The exercise → Images embedded in the records are excluded; print everything else exactly as given.

Data supplied →

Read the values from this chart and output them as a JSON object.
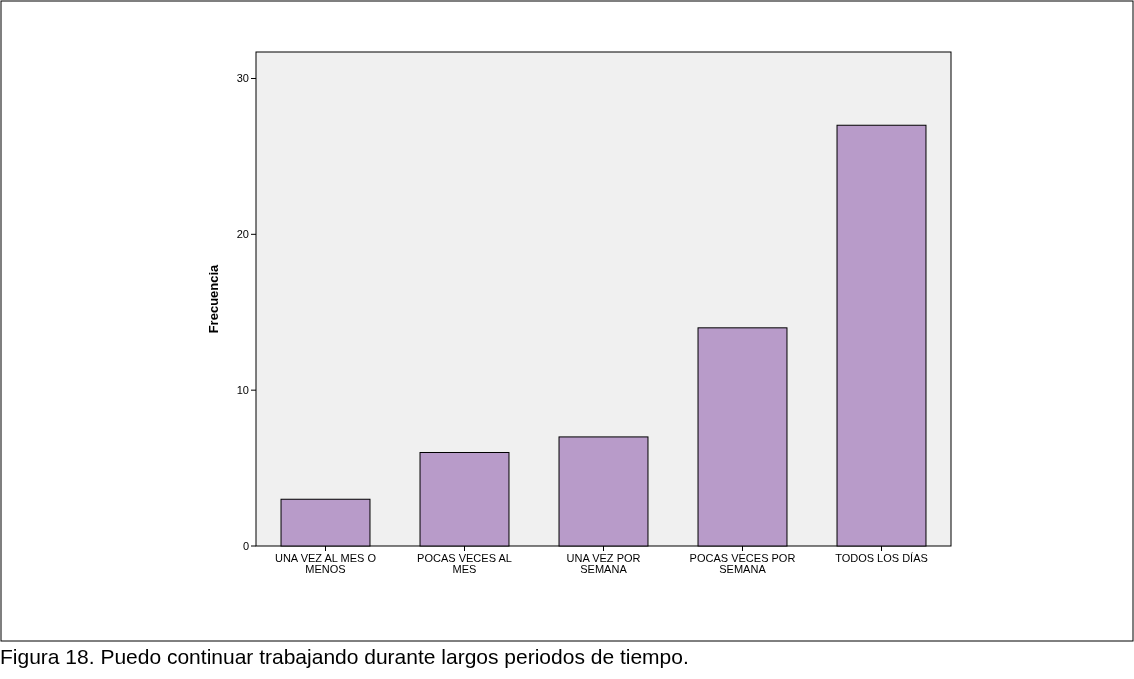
{
  "chart_data": {
    "type": "bar",
    "ylabel": "Frecuencia",
    "categories": [
      "UNA VEZ AL MES O MENOS",
      "POCAS VECES AL MES",
      "UNA VEZ POR SEMANA",
      "POCAS VECES POR SEMANA",
      "TODOS LOS DÍAS"
    ],
    "values": [
      3,
      6,
      7,
      14,
      27
    ],
    "color": "#b89bc9",
    "ylim": [
      0,
      31.7
    ],
    "yticks": [
      0,
      10,
      20,
      30
    ],
    "grid": false,
    "annotations": [
      "Figura 18. Puedo continuar trabajando durante largos periodos de tiempo."
    ]
  }
}
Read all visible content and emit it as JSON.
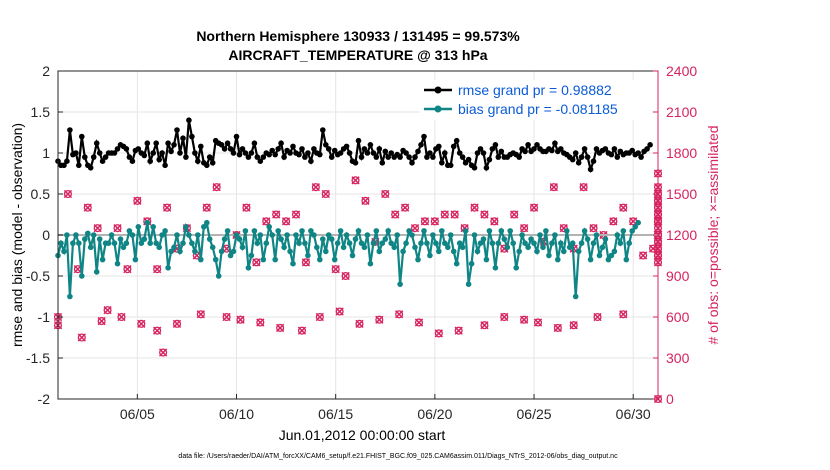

Solution to the problem →
Read the values from this chart and output them as a JSON object.
{
  "chart_data": {
    "type": "bar",
    "ylabel": "Frecuencia",
    "categories": [
      "UNA VEZ AL MES O MENOS",
      "POCAS VECES AL MES",
      "UNA VEZ POR SEMANA",
      "POCAS VECES POR SEMANA",
      "TODOS LOS DÍAS"
    ],
    "values": [
      3,
      6,
      7,
      14,
      27
    ],
    "color": "#b89bc9",
    "ylim": [
      0,
      31.7
    ],
    "yticks": [
      0,
      10,
      20,
      30
    ],
    "grid": false,
    "annotations": [
      "Figura 18. Puedo continuar trabajando durante largos periodos de tiempo."
    ]
  }
}
Read all visible content and emit it as JSON.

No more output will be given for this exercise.